+++ Listing
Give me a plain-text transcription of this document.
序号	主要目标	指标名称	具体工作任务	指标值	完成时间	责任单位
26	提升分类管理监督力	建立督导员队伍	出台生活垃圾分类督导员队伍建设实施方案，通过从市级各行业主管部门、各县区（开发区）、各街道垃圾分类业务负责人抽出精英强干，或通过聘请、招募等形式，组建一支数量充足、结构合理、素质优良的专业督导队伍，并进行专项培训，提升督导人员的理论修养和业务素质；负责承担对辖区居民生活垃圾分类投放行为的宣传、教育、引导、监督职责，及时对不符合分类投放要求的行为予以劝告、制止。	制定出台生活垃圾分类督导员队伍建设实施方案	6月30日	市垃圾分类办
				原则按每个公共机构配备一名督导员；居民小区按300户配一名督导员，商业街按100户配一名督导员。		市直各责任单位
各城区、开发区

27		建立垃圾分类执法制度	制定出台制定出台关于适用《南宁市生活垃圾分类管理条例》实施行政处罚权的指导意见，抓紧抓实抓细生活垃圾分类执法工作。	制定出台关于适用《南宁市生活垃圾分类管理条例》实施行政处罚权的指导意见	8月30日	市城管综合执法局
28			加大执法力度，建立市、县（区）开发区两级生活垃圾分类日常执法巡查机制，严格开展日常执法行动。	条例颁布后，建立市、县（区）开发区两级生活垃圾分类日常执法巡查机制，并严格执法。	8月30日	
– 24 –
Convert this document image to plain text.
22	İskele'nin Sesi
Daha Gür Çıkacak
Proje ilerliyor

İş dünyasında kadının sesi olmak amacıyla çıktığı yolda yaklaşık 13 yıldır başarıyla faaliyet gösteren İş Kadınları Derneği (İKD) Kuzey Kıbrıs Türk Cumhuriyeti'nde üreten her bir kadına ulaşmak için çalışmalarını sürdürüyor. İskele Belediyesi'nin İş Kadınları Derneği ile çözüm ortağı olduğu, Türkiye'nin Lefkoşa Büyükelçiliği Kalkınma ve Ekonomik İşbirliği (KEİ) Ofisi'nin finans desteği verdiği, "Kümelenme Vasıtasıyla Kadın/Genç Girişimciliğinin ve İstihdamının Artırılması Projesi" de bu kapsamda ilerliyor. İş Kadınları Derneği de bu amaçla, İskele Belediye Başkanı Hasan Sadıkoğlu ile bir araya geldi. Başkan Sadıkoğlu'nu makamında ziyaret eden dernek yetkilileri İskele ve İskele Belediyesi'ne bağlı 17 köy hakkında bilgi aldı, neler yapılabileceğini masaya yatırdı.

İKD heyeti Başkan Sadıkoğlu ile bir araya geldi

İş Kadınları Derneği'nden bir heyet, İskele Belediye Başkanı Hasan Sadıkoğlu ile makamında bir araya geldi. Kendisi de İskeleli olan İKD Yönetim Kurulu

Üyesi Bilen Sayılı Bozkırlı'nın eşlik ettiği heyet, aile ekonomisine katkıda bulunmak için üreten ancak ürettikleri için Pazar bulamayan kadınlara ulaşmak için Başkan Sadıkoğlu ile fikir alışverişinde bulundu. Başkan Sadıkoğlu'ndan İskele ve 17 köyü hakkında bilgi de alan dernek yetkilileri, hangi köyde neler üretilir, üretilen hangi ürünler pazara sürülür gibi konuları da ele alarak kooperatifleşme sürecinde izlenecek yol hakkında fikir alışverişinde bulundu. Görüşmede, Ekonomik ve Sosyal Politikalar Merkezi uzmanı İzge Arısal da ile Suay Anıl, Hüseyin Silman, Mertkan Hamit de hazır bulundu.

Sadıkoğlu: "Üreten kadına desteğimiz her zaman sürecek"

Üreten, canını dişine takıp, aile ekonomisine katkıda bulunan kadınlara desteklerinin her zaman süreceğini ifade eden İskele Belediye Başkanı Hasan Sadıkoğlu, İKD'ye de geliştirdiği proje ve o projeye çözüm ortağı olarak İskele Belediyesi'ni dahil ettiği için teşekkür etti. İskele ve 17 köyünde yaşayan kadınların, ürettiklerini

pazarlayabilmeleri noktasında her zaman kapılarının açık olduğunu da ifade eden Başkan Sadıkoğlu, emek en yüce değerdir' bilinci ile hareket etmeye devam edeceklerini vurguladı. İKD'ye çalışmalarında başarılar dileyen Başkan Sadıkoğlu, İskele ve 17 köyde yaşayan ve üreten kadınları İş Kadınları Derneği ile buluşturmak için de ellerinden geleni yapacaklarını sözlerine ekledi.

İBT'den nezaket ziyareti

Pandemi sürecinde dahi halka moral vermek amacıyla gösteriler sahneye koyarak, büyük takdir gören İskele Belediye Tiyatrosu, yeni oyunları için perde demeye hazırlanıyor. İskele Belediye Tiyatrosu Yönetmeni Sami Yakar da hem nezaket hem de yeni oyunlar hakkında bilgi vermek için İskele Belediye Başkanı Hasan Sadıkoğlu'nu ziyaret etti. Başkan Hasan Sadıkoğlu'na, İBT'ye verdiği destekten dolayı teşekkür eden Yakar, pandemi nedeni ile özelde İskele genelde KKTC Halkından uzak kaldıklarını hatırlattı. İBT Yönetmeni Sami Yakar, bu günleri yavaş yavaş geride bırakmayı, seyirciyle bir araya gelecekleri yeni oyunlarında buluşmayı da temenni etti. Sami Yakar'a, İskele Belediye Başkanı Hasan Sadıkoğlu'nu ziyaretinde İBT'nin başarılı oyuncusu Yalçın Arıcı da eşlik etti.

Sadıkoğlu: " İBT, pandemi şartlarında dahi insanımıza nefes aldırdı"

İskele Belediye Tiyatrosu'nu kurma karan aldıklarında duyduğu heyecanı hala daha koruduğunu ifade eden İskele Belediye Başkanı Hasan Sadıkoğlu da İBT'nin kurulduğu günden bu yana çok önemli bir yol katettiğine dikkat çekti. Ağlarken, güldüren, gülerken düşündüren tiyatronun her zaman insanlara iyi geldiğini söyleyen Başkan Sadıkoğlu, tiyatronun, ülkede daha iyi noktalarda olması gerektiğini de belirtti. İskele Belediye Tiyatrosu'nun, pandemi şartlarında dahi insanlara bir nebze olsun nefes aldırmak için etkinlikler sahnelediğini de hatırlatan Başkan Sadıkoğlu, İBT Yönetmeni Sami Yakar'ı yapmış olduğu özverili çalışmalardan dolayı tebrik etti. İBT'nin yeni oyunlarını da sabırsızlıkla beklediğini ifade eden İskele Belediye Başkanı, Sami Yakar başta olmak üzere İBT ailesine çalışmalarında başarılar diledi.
++++++
## What you have to do
Transcribe the whole listing with nothing added or left out.

## Output for this task
Give me a plain-text transcription of this document.
序号	主要目标	指标名称	具体工作任务	指标值	完成时间	责任单位
26	提升分类管理监督力	建立督导员队伍	出台生活垃圾分类督导员队伍建设实施方案，通过从市级各行业主管部门、各县区（开发区）、各街道垃圾分类业务负责人抽出精英强干，或通过聘请、招募等形式，组建一支数量充足、结构合理、素质优良的专业督导队伍，并进行专项培训，提升督导人员的理论修养和业务素质；负责承担对辖区居民生活垃圾分类投放行为的宣传、教育、引导、监督职责，及时对不符合分类投放要求的行为予以劝告、制止。	制定出台生活垃圾分类督导员队伍建设实施方案	6月30日	市垃圾分类办
				原则按每个公共机构配备一名督导员；居民小区按300户配一名督导员，商业街按100户配一名督导员。		市直各责任单位
各城区、开发区

27		建立垃圾分类执法制度	制定出台制定出台关于适用《南宁市生活垃圾分类管理条例》实施行政处罚权的指导意见，抓紧抓实抓细生活垃圾分类执法工作。	制定出台关于适用《南宁市生活垃圾分类管理条例》实施行政处罚权的指导意见	8月30日	市城管综合执法局
28			加大执法力度，建立市、县（区）开发区两级生活垃圾分类日常执法巡查机制，严格开展日常执法行动。	条例颁布后，建立市、县（区）开发区两级生活垃圾分类日常执法巡查机制，并严格执法。	8月30日	
– 24 –
Convert this document image to plain text.
22	İskele'nin Sesi
Daha Gür Çıkacak
Proje ilerliyor

İş dünyasında kadının sesi olmak amacıyla çıktığı yolda yaklaşık 13 yıldır başarıyla faaliyet gösteren İş Kadınları Derneği (İKD) Kuzey Kıbrıs Türk Cumhuriyeti'nde üreten her bir kadına ulaşmak için çalışmalarını sürdürüyor. İskele Belediyesi'nin İş Kadınları Derneği ile çözüm ortağı olduğu, Türkiye'nin Lefkoşa Büyükelçiliği Kalkınma ve Ekonomik İşbirliği (KEİ) Ofisi'nin finans desteği verdiği, "Kümelenme Vasıtasıyla Kadın/Genç Girişimciliğinin ve İstihdamının Artırılması Projesi" de bu kapsamda ilerliyor. İş Kadınları Derneği de bu amaçla, İskele Belediye Başkanı Hasan Sadıkoğlu ile bir araya geldi. Başkan Sadıkoğlu'nu makamında ziyaret eden dernek yetkilileri İskele ve İskele Belediyesi'ne bağlı 17 köy hakkında bilgi aldı, neler yapılabileceğini masaya yatırdı.

İKD heyeti Başkan Sadıkoğlu ile bir araya geldi

İş Kadınları Derneği'nden bir heyet, İskele Belediye Başkanı Hasan Sadıkoğlu ile makamında bir araya geldi. Kendisi de İskeleli olan İKD Yönetim Kurulu

Üyesi Bilen Sayılı Bozkırlı'nın eşlik ettiği heyet, aile ekonomisine katkıda bulunmak için üreten ancak ürettikleri için Pazar bulamayan kadınlara ulaşmak için Başkan Sadıkoğlu ile fikir alışverişinde bulundu. Başkan Sadıkoğlu'ndan İskele ve 17 köyü hakkında bilgi de alan dernek yetkilileri, hangi köyde neler üretilir, üretilen hangi ürünler pazara sürülür gibi konuları da ele alarak kooperatifleşme sürecinde izlenecek yol hakkında fikir alışverişinde bulundu. Görüşmede, Ekonomik ve Sosyal Politikalar Merkezi uzmanı İzge Arısal da ile Suay Anıl, Hüseyin Silman, Mertkan Hamit de hazır bulundu.

Sadıkoğlu: "Üreten kadına desteğimiz her zaman sürecek"

Üreten, canını dişine takıp, aile ekonomisine katkıda bulunan kadınlara desteklerinin her zaman süreceğini ifade eden İskele Belediye Başkanı Hasan Sadıkoğlu, İKD'ye de geliştirdiği proje ve o projeye çözüm ortağı olarak İskele Belediyesi'ni dahil ettiği için teşekkür etti. İskele ve 17 köyünde yaşayan kadınların, ürettiklerini

pazarlayabilmeleri noktasında her zaman kapılarının açık olduğunu da ifade eden Başkan Sadıkoğlu, emek en yüce değerdir' bilinci ile hareket etmeye devam edeceklerini vurguladı. İKD'ye çalışmalarında başarılar dileyen Başkan Sadıkoğlu, İskele ve 17 köyde yaşayan ve üreten kadınları İş Kadınları Derneği ile buluşturmak için de ellerinden geleni yapacaklarını sözlerine ekledi.

İBT'den nezaket ziyareti

Pandemi sürecinde dahi halka moral vermek amacıyla gösteriler sahneye koyarak, büyük takdir gören İskele Belediye Tiyatrosu, yeni oyunları için perde demeye hazırlanıyor. İskele Belediye Tiyatrosu Yönetmeni Sami Yakar da hem nezaket hem de yeni oyunlar hakkında bilgi vermek için İskele Belediye Başkanı Hasan Sadıkoğlu'nu ziyaret etti. Başkan Hasan Sadıkoğlu'na, İBT'ye verdiği destekten dolayı teşekkür eden Yakar, pandemi nedeni ile özelde İskele genelde KKTC Halkından uzak kaldıklarını hatırlattı. İBT Yönetmeni Sami Yakar, bu günleri yavaş yavaş geride bırakmayı, seyirciyle bir araya gelecekleri yeni oyunlarında buluşmayı da temenni etti. Sami Yakar'a, İskele Belediye Başkanı Hasan Sadıkoğlu'nu ziyaretinde İBT'nin başarılı oyuncusu Yalçın Arıcı da eşlik etti.

Sadıkoğlu: " İBT, pandemi şartlarında dahi insanımıza nefes aldırdı"

İskele Belediye Tiyatrosu'nu kurma karan aldıklarında duyduğu heyecanı hala daha koruduğunu ifade eden İskele Belediye Başkanı Hasan Sadıkoğlu da İBT'nin kurulduğu günden bu yana çok önemli bir yol katettiğine dikkat çekti. Ağlarken, güldüren, gülerken düşündüren tiyatronun her zaman insanlara iyi geldiğini söyleyen Başkan Sadıkoğlu, tiyatronun, ülkede daha iyi noktalarda olması gerektiğini de belirtti. İskele Belediye Tiyatrosu'nun, pandemi şartlarında dahi insanlara bir nebze olsun nefes aldırmak için etkinlikler sahnelediğini de hatırlatan Başkan Sadıkoğlu, İBT Yönetmeni Sami Yakar'ı yapmış olduğu özverili çalışmalardan dolayı tebrik etti. İBT'nin yeni oyunlarını da sabırsızlıkla beklediğini ifade eden İskele Belediye Başkanı, Sami Yakar başta olmak üzere İBT ailesine çalışmalarında başarılar diledi.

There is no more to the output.